**The request:** Go through the entries below and copy each line containing the word "name".

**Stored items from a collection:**
====
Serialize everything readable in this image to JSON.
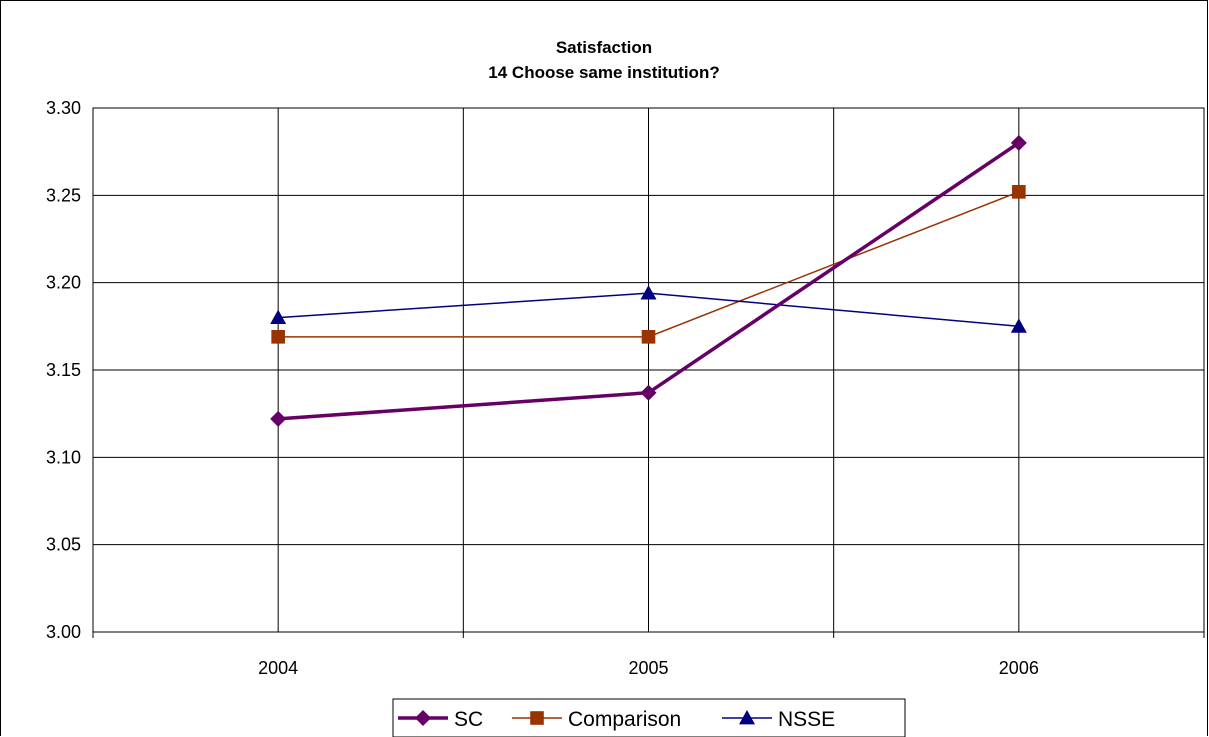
{
  "chart_data": {
    "type": "line",
    "title_lines": [
      "Satisfaction",
      "14 Choose same institution?"
    ],
    "categories": [
      "2004",
      "2005",
      "2006"
    ],
    "ylim": [
      3.0,
      3.3
    ],
    "ytick_labels": [
      "3.00",
      "3.05",
      "3.10",
      "3.15",
      "3.20",
      "3.25",
      "3.30"
    ],
    "yticks": [
      3.0,
      3.05,
      3.1,
      3.15,
      3.2,
      3.25,
      3.3
    ],
    "grid": true,
    "legend_position": "bottom",
    "series": [
      {
        "name": "SC",
        "values": [
          3.122,
          3.137,
          3.28
        ],
        "color": "#660066",
        "marker": "diamond",
        "line_style": "thick"
      },
      {
        "name": "Comparison",
        "values": [
          3.169,
          3.169,
          3.252
        ],
        "color": "#993300",
        "marker": "square",
        "line_style": "thin"
      },
      {
        "name": "NSSE",
        "values": [
          3.18,
          3.194,
          3.175
        ],
        "color": "#000080",
        "marker": "triangle",
        "line_style": "thin"
      }
    ]
  }
}
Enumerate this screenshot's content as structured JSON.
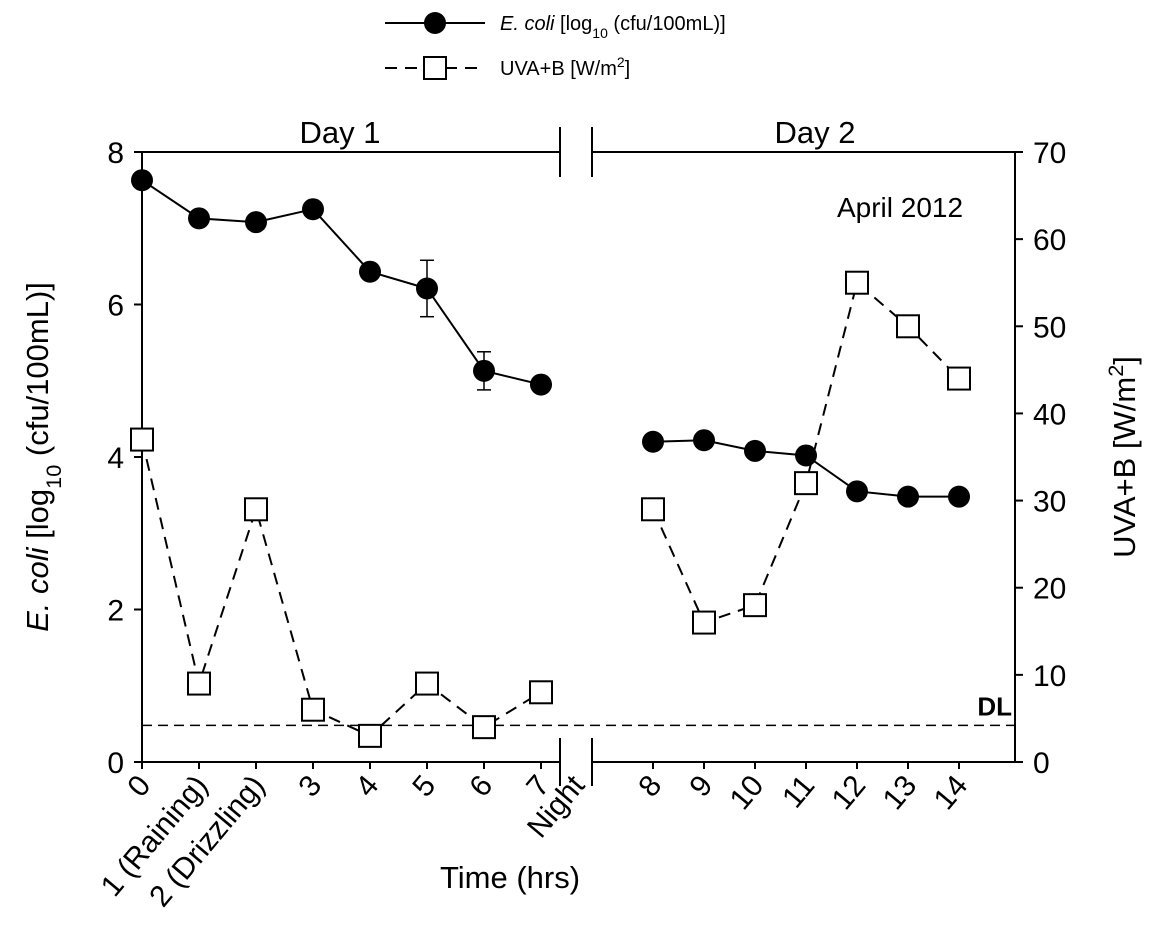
{
  "chart_data": {
    "type": "line",
    "day_labels": [
      "Day 1",
      "Day 2"
    ],
    "annotation": "April 2012",
    "detection_limit": {
      "label": "DL",
      "value": 0.48
    },
    "xlabel": "Time (hrs)",
    "ylabel": [
      {
        "text": "E. coli",
        "style": "italic"
      },
      {
        "text": " [log"
      },
      {
        "text": "10",
        "style": "sub"
      },
      {
        "text": " (cfu/100mL)]"
      }
    ],
    "y2label": [
      {
        "text": "UVA+B [W/m"
      },
      {
        "text": "2",
        "style": "sup"
      },
      {
        "text": "]"
      }
    ],
    "categories": [
      "0",
      "1 (Raining)",
      "2 (Drizzling)",
      "3",
      "4",
      "5",
      "6",
      "7",
      "Night",
      "8",
      "9",
      "10",
      "11",
      "12",
      "13",
      "14"
    ],
    "ylim": [
      0,
      8
    ],
    "yticks": [
      0,
      2,
      4,
      6,
      8
    ],
    "y2lim": [
      0,
      70
    ],
    "y2ticks": [
      0,
      10,
      20,
      30,
      40,
      50,
      60,
      70
    ],
    "series": [
      {
        "name": [
          {
            "text": "E. coli",
            "style": "italic"
          },
          {
            "text": " [log"
          },
          {
            "text": "10",
            "style": "sub"
          },
          {
            "text": " (cfu/100mL)]"
          }
        ],
        "color": "#000000",
        "marker": "circle",
        "line": "solid",
        "values": [
          7.63,
          7.13,
          7.08,
          7.25,
          6.43,
          6.21,
          5.13,
          4.95,
          null,
          4.2,
          4.22,
          4.08,
          4.02,
          3.55,
          3.48,
          3.48
        ],
        "errors": [
          0.05,
          0.05,
          0.05,
          0.05,
          0.05,
          0.37,
          0.25,
          0.05,
          null,
          0.05,
          0.05,
          0.05,
          0.05,
          0.05,
          0.05,
          0.05
        ]
      },
      {
        "name": [
          {
            "text": "UVA+B [W/m"
          },
          {
            "text": "2",
            "style": "sup"
          },
          {
            "text": "]"
          }
        ],
        "color": "#000000",
        "marker": "square",
        "line": "dashed",
        "axis": "y2",
        "values": [
          37,
          9,
          29,
          6,
          3,
          9,
          4,
          8,
          null,
          29,
          16,
          18,
          32,
          55,
          50,
          44
        ]
      }
    ]
  }
}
====
**Written answer:**
        "name": "SC",
        "name": "Comparison",
        "name": "NSSE",
        "name": [
        "name": [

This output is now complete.